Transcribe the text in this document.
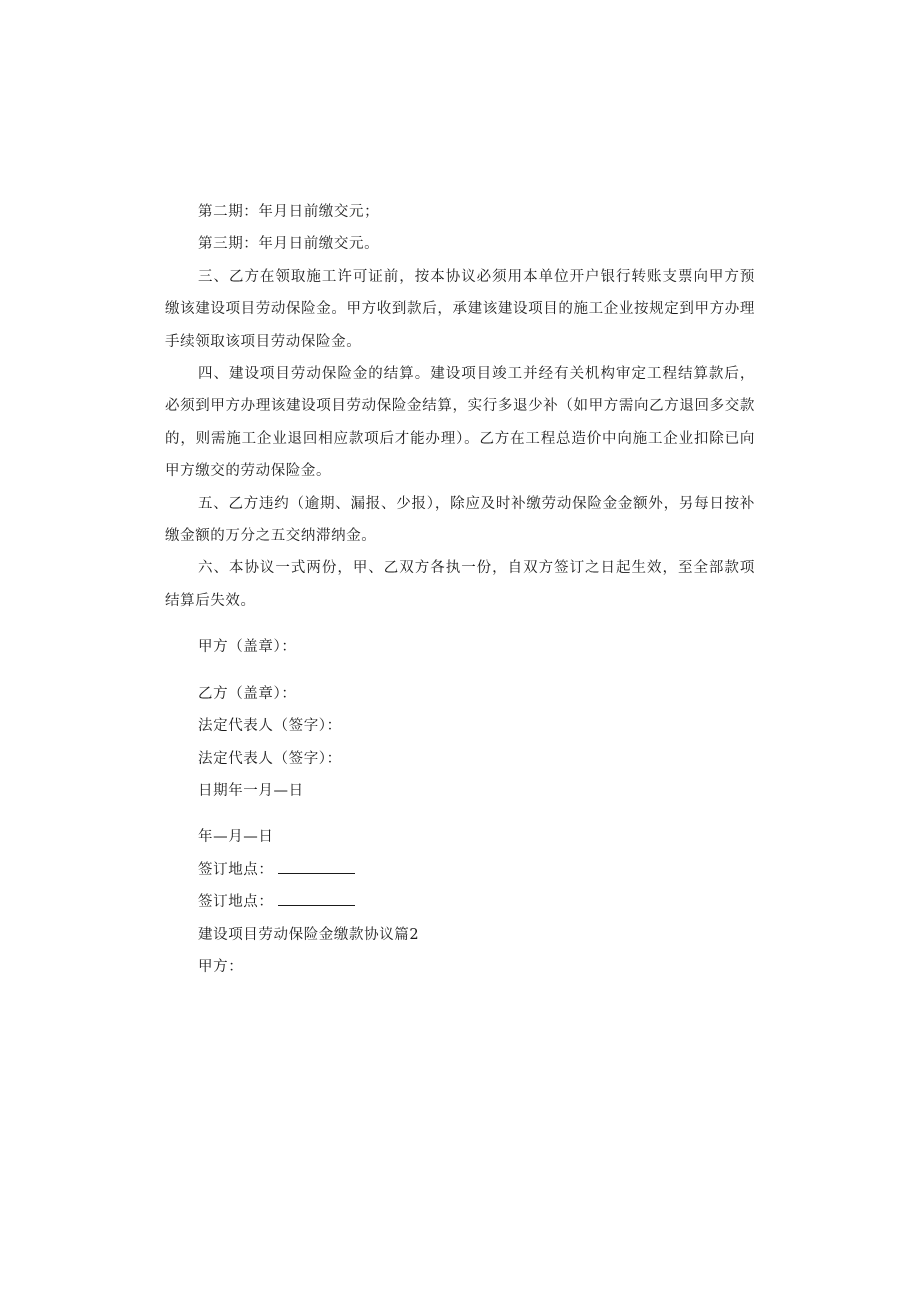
第二期：年月日前缴交元；

第三期：年月日前缴交元。

三、乙方在领取施工许可证前，按本协议必须用本单位开户银行转账支票向甲方预缴该建设项目劳动保险金。甲方收到款后，承建该建设项目的施工企业按规定到甲方办理手续领取该项目劳动保险金。

四、建设项目劳动保险金的结算。建设项目竣工并经有关机构审定工程结算款后，必须到甲方办理该建设项目劳动保险金结算，实行多退少补（如甲方需向乙方退回多交款的，则需施工企业退回相应款项后才能办理）。乙方在工程总造价中向施工企业扣除已向甲方缴交的劳动保险金。

五、乙方违约（逾期、漏报、少报），除应及时补缴劳动保险金金额外，另每日按补缴金额的万分之五交纳滞纳金。

六、本协议一式两份，甲、乙双方各执一份，自双方签订之日起生效，至全部款项结算后失效。

甲方（盖章）：

乙方（盖章）：

法定代表人（签字）：

法定代表人（签字）：

日期年一月—日

年—月—日

签订地点：

签订地点：

建设项目劳动保险金缴款协议篇2

甲方：
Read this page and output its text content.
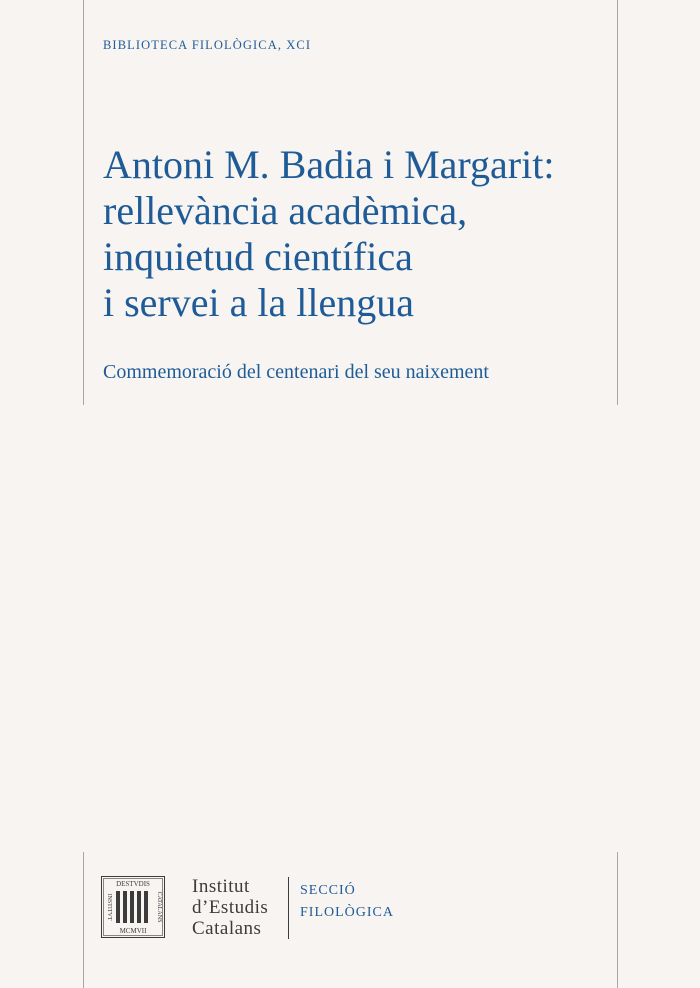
BIBLIOTECA FILOLÒGICA, XCI
Antoni M. Badia i Margarit:
rellevància acadèmica,
inquietud científica
i servei a la llengua
Commemoració del centenari del seu naixement
DESTVDIS
MCMVII
CATALANS
INSTITVT
Institut
d’Estudis
Catalans
SECCIÓ
FILOLÒGICA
++++
Within the data above, pick out all lines holding the word "this".

Transcribe the text in this document.
Read this page and output its text content.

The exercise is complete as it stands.